**Dataset records**
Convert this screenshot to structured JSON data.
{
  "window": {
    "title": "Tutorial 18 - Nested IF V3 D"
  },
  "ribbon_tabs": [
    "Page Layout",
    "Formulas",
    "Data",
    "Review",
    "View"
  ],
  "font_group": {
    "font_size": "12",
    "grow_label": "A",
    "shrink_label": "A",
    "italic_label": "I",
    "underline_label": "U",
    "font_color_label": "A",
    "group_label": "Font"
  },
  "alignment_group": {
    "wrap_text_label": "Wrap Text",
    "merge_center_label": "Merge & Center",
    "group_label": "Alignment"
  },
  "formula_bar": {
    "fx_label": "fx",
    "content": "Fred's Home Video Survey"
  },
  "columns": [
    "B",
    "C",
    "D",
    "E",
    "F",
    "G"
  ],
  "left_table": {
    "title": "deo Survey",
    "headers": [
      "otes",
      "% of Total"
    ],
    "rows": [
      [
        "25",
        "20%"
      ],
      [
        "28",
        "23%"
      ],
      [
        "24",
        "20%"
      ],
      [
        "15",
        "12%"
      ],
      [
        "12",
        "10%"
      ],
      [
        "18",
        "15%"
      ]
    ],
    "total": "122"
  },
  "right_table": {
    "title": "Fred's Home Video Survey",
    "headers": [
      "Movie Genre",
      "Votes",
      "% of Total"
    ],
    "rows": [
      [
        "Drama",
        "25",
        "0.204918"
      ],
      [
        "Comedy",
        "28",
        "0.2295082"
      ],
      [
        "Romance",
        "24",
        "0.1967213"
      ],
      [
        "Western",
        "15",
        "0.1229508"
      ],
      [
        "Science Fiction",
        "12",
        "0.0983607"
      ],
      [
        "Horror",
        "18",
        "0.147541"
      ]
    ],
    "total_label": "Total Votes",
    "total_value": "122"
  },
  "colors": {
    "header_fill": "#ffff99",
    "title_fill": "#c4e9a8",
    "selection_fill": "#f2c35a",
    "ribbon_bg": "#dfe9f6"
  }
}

**Given exercise**
Retype the entries exactly, including every line.

**Reply**
Convert this screenshot to structured JSON data.
{
  "window": {
    "title": "Tutorial 18 - Nested IF V3 D"
  },
  "ribbon_tabs": [
    "Page Layout",
    "Formulas",
    "Data",
    "Review",
    "View"
  ],
  "font_group": {
    "font_size": "12",
    "grow_label": "A",
    "shrink_label": "A",
    "italic_label": "I",
    "underline_label": "U",
    "font_color_label": "A",
    "group_label": "Font"
  },
  "alignment_group": {
    "wrap_text_label": "Wrap Text",
    "merge_center_label": "Merge & Center",
    "group_label": "Alignment"
  },
  "formula_bar": {
    "fx_label": "fx",
    "content": "Fred's Home Video Survey"
  },
  "columns": [
    "B",
    "C",
    "D",
    "E",
    "F",
    "G"
  ],
  "left_table": {
    "title": "deo Survey",
    "headers": [
      "otes",
      "% of Total"
    ],
    "rows": [
      [
        "25",
        "20%"
      ],
      [
        "28",
        "23%"
      ],
      [
        "24",
        "20%"
      ],
      [
        "15",
        "12%"
      ],
      [
        "12",
        "10%"
      ],
      [
        "18",
        "15%"
      ]
    ],
    "total": "122"
  },
  "right_table": {
    "title": "Fred's Home Video Survey",
    "headers": [
      "Movie Genre",
      "Votes",
      "% of Total"
    ],
    "rows": [
      [
        "Drama",
        "25",
        "0.204918"
      ],
      [
        "Comedy",
        "28",
        "0.2295082"
      ],
      [
        "Romance",
        "24",
        "0.1967213"
      ],
      [
        "Western",
        "15",
        "0.1229508"
      ],
      [
        "Science Fiction",
        "12",
        "0.0983607"
      ],
      [
        "Horror",
        "18",
        "0.147541"
      ]
    ],
    "total_label": "Total Votes",
    "total_value": "122"
  },
  "colors": {
    "header_fill": "#ffff99",
    "title_fill": "#c4e9a8",
    "selection_fill": "#f2c35a",
    "ribbon_bg": "#dfe9f6"
  }
}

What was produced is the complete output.